Read the lines below. Copy out any that hold the string "使得直线".
— Start EXERCISE INPUT —
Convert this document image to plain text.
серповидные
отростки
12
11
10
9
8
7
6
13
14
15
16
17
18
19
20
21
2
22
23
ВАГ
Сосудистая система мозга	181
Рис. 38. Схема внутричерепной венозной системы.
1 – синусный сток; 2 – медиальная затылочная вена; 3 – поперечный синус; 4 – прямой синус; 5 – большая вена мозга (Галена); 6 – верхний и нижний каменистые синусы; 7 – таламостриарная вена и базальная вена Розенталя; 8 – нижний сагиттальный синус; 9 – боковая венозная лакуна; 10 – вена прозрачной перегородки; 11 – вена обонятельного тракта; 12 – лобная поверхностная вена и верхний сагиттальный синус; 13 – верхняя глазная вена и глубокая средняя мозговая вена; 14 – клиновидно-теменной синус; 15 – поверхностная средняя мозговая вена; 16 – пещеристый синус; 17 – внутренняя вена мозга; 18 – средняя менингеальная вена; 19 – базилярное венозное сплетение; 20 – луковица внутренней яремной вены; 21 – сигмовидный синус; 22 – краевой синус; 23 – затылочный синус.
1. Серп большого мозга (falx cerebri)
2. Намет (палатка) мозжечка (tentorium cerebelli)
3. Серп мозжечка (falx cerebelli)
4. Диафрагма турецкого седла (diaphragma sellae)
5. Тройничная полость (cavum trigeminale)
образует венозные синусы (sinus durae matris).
— End EXERCISE INPUT —
— Start EXERCISE INPUT —
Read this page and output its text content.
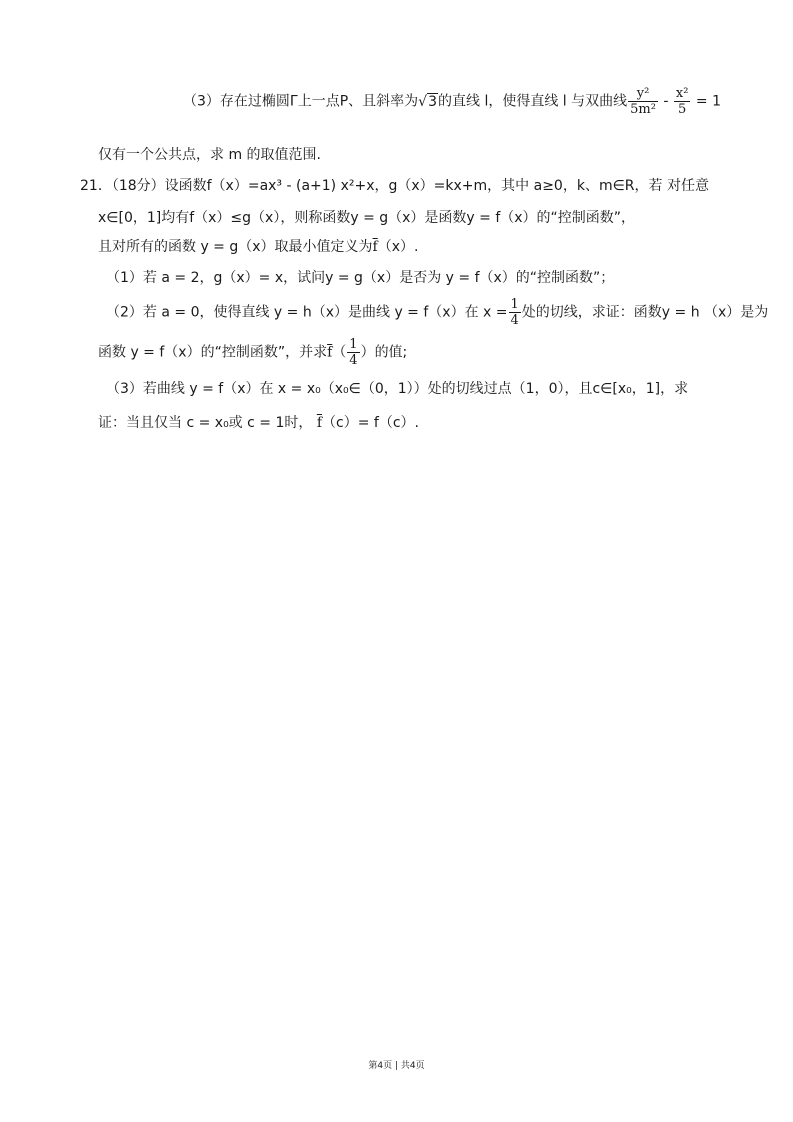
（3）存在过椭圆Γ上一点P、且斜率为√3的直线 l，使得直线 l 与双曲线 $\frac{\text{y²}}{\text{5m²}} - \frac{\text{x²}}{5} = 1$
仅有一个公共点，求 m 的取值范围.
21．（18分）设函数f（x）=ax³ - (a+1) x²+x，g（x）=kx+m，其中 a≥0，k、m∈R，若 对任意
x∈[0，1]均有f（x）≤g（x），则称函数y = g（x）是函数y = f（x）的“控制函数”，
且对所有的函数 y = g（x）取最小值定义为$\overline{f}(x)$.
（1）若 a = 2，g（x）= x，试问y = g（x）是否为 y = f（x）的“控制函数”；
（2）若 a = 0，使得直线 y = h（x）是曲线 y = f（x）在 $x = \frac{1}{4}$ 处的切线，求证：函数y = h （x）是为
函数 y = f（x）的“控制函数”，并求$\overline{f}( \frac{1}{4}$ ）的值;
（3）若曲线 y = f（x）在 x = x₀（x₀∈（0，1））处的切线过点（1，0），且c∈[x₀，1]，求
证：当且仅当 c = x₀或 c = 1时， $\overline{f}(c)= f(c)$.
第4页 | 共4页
— End EXERCISE INPUT —
— Start EXERCISE INPUT —
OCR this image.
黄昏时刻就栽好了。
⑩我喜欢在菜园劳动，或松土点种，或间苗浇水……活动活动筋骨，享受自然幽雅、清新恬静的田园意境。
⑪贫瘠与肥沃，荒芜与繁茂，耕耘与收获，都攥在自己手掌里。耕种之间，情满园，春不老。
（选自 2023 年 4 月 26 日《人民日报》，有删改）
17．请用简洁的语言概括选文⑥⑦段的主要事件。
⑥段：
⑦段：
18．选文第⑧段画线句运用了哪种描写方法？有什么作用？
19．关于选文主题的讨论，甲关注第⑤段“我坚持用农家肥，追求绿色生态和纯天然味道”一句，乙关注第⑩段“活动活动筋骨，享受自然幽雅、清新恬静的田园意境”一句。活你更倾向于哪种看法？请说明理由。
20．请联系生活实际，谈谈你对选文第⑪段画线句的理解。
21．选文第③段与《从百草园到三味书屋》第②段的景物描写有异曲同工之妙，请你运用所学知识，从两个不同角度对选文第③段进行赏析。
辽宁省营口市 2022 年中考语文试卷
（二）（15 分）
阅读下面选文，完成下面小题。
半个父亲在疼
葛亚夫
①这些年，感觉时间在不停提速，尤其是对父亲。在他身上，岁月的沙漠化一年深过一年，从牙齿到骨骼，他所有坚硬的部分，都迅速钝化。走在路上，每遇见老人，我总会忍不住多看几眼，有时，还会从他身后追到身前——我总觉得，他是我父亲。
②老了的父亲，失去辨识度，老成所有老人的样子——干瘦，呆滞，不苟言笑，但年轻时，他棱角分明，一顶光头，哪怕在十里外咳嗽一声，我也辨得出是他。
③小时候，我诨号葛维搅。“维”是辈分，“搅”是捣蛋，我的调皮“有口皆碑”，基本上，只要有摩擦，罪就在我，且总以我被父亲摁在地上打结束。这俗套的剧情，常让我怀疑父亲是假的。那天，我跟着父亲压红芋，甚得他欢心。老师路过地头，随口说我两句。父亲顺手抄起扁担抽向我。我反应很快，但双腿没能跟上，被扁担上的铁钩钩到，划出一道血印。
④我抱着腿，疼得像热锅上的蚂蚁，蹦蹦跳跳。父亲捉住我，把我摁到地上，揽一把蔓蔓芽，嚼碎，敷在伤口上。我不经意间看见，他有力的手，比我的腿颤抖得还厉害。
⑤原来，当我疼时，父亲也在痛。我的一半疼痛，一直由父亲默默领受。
— End EXERCISE INPUT —
**EXPECTED ANSWER**
（3）存在过椭圆Γ上一点P、且斜率为√3的直线 l，使得直线 l 与双曲线 $\frac{\text{y²}}{\text{5m²}} - \frac{\text{x²}}{5} = 1$
（2）若 a = 0，使得直线 y = h（x）是曲线 y = f（x）在 $x = \frac{1}{4}$ 处的切线，求证：函数y = h （x）是为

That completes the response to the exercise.